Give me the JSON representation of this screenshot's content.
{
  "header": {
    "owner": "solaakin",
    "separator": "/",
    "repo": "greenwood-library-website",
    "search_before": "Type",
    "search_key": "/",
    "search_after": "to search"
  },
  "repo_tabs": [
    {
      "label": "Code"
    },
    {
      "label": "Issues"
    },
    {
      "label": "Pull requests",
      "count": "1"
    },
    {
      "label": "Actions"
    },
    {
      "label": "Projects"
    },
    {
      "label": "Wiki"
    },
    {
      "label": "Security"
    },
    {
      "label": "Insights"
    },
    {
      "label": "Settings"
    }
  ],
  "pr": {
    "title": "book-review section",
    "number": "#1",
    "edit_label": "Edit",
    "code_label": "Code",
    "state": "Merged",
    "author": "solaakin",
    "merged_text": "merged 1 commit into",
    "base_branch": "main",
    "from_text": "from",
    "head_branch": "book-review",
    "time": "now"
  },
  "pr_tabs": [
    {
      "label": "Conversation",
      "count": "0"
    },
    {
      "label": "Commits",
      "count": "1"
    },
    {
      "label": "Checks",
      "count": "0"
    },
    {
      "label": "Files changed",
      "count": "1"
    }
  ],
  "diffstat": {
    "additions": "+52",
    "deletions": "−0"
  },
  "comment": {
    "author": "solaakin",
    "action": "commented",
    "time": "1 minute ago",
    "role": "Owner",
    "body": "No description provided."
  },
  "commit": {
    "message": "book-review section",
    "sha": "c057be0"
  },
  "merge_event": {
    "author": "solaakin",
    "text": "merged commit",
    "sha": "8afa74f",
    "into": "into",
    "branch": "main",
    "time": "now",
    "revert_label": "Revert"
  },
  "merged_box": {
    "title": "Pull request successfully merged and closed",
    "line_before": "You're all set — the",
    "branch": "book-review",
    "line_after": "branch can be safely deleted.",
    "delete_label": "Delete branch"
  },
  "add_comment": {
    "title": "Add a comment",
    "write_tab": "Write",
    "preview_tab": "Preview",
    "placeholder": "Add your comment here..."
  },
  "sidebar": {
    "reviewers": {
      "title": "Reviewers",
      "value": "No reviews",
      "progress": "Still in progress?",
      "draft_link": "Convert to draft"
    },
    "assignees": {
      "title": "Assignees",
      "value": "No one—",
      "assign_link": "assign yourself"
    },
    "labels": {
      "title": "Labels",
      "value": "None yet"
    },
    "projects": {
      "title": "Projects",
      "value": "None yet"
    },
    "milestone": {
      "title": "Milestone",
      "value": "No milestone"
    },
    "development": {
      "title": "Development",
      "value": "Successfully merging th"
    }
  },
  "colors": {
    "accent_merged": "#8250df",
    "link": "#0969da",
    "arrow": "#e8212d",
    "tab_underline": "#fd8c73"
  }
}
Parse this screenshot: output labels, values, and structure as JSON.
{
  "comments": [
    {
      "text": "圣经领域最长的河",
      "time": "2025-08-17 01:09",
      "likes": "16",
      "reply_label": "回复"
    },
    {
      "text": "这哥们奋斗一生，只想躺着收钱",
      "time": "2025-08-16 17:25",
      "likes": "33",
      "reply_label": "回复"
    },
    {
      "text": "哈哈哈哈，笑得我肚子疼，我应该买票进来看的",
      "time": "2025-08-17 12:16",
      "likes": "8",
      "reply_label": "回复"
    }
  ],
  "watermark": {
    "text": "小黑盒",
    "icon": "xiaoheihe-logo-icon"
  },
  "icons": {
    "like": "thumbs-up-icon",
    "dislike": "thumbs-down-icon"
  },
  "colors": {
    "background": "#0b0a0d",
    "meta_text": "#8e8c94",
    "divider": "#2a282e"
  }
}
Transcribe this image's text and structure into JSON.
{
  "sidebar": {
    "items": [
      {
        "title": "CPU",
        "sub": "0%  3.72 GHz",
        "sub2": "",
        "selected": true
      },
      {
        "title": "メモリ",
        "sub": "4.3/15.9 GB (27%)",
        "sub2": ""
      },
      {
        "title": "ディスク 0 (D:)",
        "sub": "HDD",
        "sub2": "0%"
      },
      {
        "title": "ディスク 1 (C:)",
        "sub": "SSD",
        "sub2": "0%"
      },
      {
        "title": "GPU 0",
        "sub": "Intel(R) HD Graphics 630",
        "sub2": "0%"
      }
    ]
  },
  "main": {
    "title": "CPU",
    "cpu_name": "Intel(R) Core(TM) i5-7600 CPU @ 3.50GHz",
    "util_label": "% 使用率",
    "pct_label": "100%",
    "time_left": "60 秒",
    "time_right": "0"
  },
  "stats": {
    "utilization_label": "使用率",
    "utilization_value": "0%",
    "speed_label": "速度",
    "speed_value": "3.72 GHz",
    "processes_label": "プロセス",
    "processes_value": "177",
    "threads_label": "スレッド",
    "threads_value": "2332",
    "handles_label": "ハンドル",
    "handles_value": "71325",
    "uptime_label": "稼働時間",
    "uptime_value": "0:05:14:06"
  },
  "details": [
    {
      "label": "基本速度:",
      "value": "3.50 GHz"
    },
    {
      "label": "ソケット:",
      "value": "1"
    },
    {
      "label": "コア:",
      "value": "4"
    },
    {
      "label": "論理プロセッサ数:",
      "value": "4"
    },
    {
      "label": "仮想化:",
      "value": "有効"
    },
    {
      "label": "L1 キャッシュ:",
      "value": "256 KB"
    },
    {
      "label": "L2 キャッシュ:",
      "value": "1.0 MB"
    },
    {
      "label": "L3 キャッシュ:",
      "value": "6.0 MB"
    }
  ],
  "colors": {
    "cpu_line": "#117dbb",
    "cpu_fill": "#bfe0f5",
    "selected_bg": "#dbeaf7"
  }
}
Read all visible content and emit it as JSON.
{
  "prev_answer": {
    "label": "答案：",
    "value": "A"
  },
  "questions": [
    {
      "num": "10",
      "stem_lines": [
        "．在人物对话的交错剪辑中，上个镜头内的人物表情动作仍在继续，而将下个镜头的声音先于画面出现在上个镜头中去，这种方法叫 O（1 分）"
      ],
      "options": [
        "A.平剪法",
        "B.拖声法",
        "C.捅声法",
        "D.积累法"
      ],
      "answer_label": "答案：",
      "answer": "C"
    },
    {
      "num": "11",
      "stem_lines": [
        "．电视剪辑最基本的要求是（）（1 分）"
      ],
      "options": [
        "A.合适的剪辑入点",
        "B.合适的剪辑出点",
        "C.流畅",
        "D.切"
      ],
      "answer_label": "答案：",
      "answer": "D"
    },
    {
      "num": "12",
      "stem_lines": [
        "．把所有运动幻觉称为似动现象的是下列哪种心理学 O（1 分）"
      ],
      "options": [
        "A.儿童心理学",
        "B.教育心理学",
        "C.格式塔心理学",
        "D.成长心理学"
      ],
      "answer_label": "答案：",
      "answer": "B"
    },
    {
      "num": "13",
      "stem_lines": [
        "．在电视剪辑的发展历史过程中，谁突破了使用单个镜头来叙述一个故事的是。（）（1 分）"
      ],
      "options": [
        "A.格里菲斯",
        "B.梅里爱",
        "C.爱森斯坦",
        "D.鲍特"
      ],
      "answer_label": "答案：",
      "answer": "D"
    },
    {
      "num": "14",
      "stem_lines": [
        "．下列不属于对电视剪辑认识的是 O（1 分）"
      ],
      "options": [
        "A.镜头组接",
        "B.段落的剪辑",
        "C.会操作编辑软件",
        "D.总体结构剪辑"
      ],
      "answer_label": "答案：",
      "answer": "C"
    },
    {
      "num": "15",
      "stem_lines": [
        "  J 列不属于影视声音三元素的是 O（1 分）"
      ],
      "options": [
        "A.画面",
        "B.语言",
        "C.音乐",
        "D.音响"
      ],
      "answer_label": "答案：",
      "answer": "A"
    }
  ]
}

• [Written request]
Output every record above exactly as it appears.

• [Result for this exercise]
Give me the JSON representation of this screenshot's content.
{
  "header": {
    "owner": "solaakin",
    "separator": "/",
    "repo": "greenwood-library-website",
    "search_before": "Type",
    "search_key": "/",
    "search_after": "to search"
  },
  "repo_tabs": [
    {
      "label": "Code"
    },
    {
      "label": "Issues"
    },
    {
      "label": "Pull requests",
      "count": "1"
    },
    {
      "label": "Actions"
    },
    {
      "label": "Projects"
    },
    {
      "label": "Wiki"
    },
    {
      "label": "Security"
    },
    {
      "label": "Insights"
    },
    {
      "label": "Settings"
    }
  ],
  "pr": {
    "title": "book-review section",
    "number": "#1",
    "edit_label": "Edit",
    "code_label": "Code",
    "state": "Merged",
    "author": "solaakin",
    "merged_text": "merged 1 commit into",
    "base_branch": "main",
    "from_text": "from",
    "head_branch": "book-review",
    "time": "now"
  },
  "pr_tabs": [
    {
      "label": "Conversation",
      "count": "0"
    },
    {
      "label": "Commits",
      "count": "1"
    },
    {
      "label": "Checks",
      "count": "0"
    },
    {
      "label": "Files changed",
      "count": "1"
    }
  ],
  "diffstat": {
    "additions": "+52",
    "deletions": "−0"
  },
  "comment": {
    "author": "solaakin",
    "action": "commented",
    "time": "1 minute ago",
    "role": "Owner",
    "body": "No description provided."
  },
  "commit": {
    "message": "book-review section",
    "sha": "c057be0"
  },
  "merge_event": {
    "author": "solaakin",
    "text": "merged commit",
    "sha": "8afa74f",
    "into": "into",
    "branch": "main",
    "time": "now",
    "revert_label": "Revert"
  },
  "merged_box": {
    "title": "Pull request successfully merged and closed",
    "line_before": "You're all set — the",
    "branch": "book-review",
    "line_after": "branch can be safely deleted.",
    "delete_label": "Delete branch"
  },
  "add_comment": {
    "title": "Add a comment",
    "write_tab": "Write",
    "preview_tab": "Preview",
    "placeholder": "Add your comment here..."
  },
  "sidebar": {
    "reviewers": {
      "title": "Reviewers",
      "value": "No reviews",
      "progress": "Still in progress?",
      "draft_link": "Convert to draft"
    },
    "assignees": {
      "title": "Assignees",
      "value": "No one—",
      "assign_link": "assign yourself"
    },
    "labels": {
      "title": "Labels",
      "value": "None yet"
    },
    "projects": {
      "title": "Projects",
      "value": "None yet"
    },
    "milestone": {
      "title": "Milestone",
      "value": "No milestone"
    },
    "development": {
      "title": "Development",
      "value": "Successfully merging th"
    }
  },
  "colors": {
    "accent_merged": "#8250df",
    "link": "#0969da",
    "arrow": "#e8212d",
    "tab_underline": "#fd8c73"
  }
}
Parse this screenshot: output labels, values, and structure as JSON.
{
  "comments": [
    {
      "text": "圣经领域最长的河",
      "time": "2025-08-17 01:09",
      "likes": "16",
      "reply_label": "回复"
    },
    {
      "text": "这哥们奋斗一生，只想躺着收钱",
      "time": "2025-08-16 17:25",
      "likes": "33",
      "reply_label": "回复"
    },
    {
      "text": "哈哈哈哈，笑得我肚子疼，我应该买票进来看的",
      "time": "2025-08-17 12:16",
      "likes": "8",
      "reply_label": "回复"
    }
  ],
  "watermark": {
    "text": "小黑盒",
    "icon": "xiaoheihe-logo-icon"
  },
  "icons": {
    "like": "thumbs-up-icon",
    "dislike": "thumbs-down-icon"
  },
  "colors": {
    "background": "#0b0a0d",
    "meta_text": "#8e8c94",
    "divider": "#2a282e"
  }
}
Transcribe this image's text and structure into JSON.
{
  "sidebar": {
    "items": [
      {
        "title": "CPU",
        "sub": "0%  3.72 GHz",
        "sub2": "",
        "selected": true
      },
      {
        "title": "メモリ",
        "sub": "4.3/15.9 GB (27%)",
        "sub2": ""
      },
      {
        "title": "ディスク 0 (D:)",
        "sub": "HDD",
        "sub2": "0%"
      },
      {
        "title": "ディスク 1 (C:)",
        "sub": "SSD",
        "sub2": "0%"
      },
      {
        "title": "GPU 0",
        "sub": "Intel(R) HD Graphics 630",
        "sub2": "0%"
      }
    ]
  },
  "main": {
    "title": "CPU",
    "cpu_name": "Intel(R) Core(TM) i5-7600 CPU @ 3.50GHz",
    "util_label": "% 使用率",
    "pct_label": "100%",
    "time_left": "60 秒",
    "time_right": "0"
  },
  "stats": {
    "utilization_label": "使用率",
    "utilization_value": "0%",
    "speed_label": "速度",
    "speed_value": "3.72 GHz",
    "processes_label": "プロセス",
    "processes_value": "177",
    "threads_label": "スレッド",
    "threads_value": "2332",
    "handles_label": "ハンドル",
    "handles_value": "71325",
    "uptime_label": "稼働時間",
    "uptime_value": "0:05:14:06"
  },
  "details": [
    {
      "label": "基本速度:",
      "value": "3.50 GHz"
    },
    {
      "label": "ソケット:",
      "value": "1"
    },
    {
      "label": "コア:",
      "value": "4"
    },
    {
      "label": "論理プロセッサ数:",
      "value": "4"
    },
    {
      "label": "仮想化:",
      "value": "有効"
    },
    {
      "label": "L1 キャッシュ:",
      "value": "256 KB"
    },
    {
      "label": "L2 キャッシュ:",
      "value": "1.0 MB"
    },
    {
      "label": "L3 キャッシュ:",
      "value": "6.0 MB"
    }
  ],
  "colors": {
    "cpu_line": "#117dbb",
    "cpu_fill": "#bfe0f5",
    "selected_bg": "#dbeaf7"
  }
}
Read all visible content and emit it as JSON.
{
  "prev_answer": {
    "label": "答案：",
    "value": "A"
  },
  "questions": [
    {
      "num": "10",
      "stem_lines": [
        "．在人物对话的交错剪辑中，上个镜头内的人物表情动作仍在继续，而将下个镜头的声音先于画面出现在上个镜头中去，这种方法叫 O（1 分）"
      ],
      "options": [
        "A.平剪法",
        "B.拖声法",
        "C.捅声法",
        "D.积累法"
      ],
      "answer_label": "答案：",
      "answer": "C"
    },
    {
      "num": "11",
      "stem_lines": [
        "．电视剪辑最基本的要求是（）（1 分）"
      ],
      "options": [
        "A.合适的剪辑入点",
        "B.合适的剪辑出点",
        "C.流畅",
        "D.切"
      ],
      "answer_label": "答案：",
      "answer": "D"
    },
    {
      "num": "12",
      "stem_lines": [
        "．把所有运动幻觉称为似动现象的是下列哪种心理学 O（1 分）"
      ],
      "options": [
        "A.儿童心理学",
        "B.教育心理学",
        "C.格式塔心理学",
        "D.成长心理学"
      ],
      "answer_label": "答案：",
      "answer": "B"
    },
    {
      "num": "13",
      "stem_lines": [
        "．在电视剪辑的发展历史过程中，谁突破了使用单个镜头来叙述一个故事的是。（）（1 分）"
      ],
      "options": [
        "A.格里菲斯",
        "B.梅里爱",
        "C.爱森斯坦",
        "D.鲍特"
      ],
      "answer_label": "答案：",
      "answer": "D"
    },
    {
      "num": "14",
      "stem_lines": [
        "．下列不属于对电视剪辑认识的是 O（1 分）"
      ],
      "options": [
        "A.镜头组接",
        "B.段落的剪辑",
        "C.会操作编辑软件",
        "D.总体结构剪辑"
      ],
      "answer_label": "答案：",
      "answer": "C"
    },
    {
      "num": "15",
      "stem_lines": [
        "  J 列不属于影视声音三元素的是 O（1 分）"
      ],
      "options": [
        "A.画面",
        "B.语言",
        "C.音乐",
        "D.音响"
      ],
      "answer_label": "答案：",
      "answer": "A"
    }
  ]
}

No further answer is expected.